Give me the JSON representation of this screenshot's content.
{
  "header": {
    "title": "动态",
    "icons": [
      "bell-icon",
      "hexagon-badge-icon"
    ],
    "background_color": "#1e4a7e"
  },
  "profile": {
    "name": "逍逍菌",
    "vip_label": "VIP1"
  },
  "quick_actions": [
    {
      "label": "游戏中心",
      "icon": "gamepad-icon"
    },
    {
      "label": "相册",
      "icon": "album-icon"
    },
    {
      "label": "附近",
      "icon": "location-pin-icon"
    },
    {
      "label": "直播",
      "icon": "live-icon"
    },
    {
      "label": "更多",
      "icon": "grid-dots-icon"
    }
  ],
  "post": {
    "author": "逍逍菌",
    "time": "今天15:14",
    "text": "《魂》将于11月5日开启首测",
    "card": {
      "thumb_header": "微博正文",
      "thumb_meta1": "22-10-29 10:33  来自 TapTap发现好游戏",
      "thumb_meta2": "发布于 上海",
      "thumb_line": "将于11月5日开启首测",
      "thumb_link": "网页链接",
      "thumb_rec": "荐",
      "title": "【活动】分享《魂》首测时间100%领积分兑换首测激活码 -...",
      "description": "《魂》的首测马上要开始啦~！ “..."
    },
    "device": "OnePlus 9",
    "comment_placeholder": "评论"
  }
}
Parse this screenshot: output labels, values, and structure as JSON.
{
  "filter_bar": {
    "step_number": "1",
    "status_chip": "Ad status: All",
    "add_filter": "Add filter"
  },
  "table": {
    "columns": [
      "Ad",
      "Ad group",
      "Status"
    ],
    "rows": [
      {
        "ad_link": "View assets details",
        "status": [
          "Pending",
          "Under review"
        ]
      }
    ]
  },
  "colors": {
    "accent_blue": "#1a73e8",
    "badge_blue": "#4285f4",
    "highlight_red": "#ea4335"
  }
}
======
▶ Your objective
Which lines run from the one containing "Parse this screenshot: output" to the end of the entries above? Quote exactly those, and only those.

▶ Solution below
Parse this screenshot: output labels, values, and structure as JSON.
{
  "filter_bar": {
    "step_number": "1",
    "status_chip": "Ad status: All",
    "add_filter": "Add filter"
  },
  "table": {
    "columns": [
      "Ad",
      "Ad group",
      "Status"
    ],
    "rows": [
      {
        "ad_link": "View assets details",
        "status": [
          "Pending",
          "Under review"
        ]
      }
    ]
  },
  "colors": {
    "accent_blue": "#1a73e8",
    "badge_blue": "#4285f4",
    "highlight_red": "#ea4335"
  }
}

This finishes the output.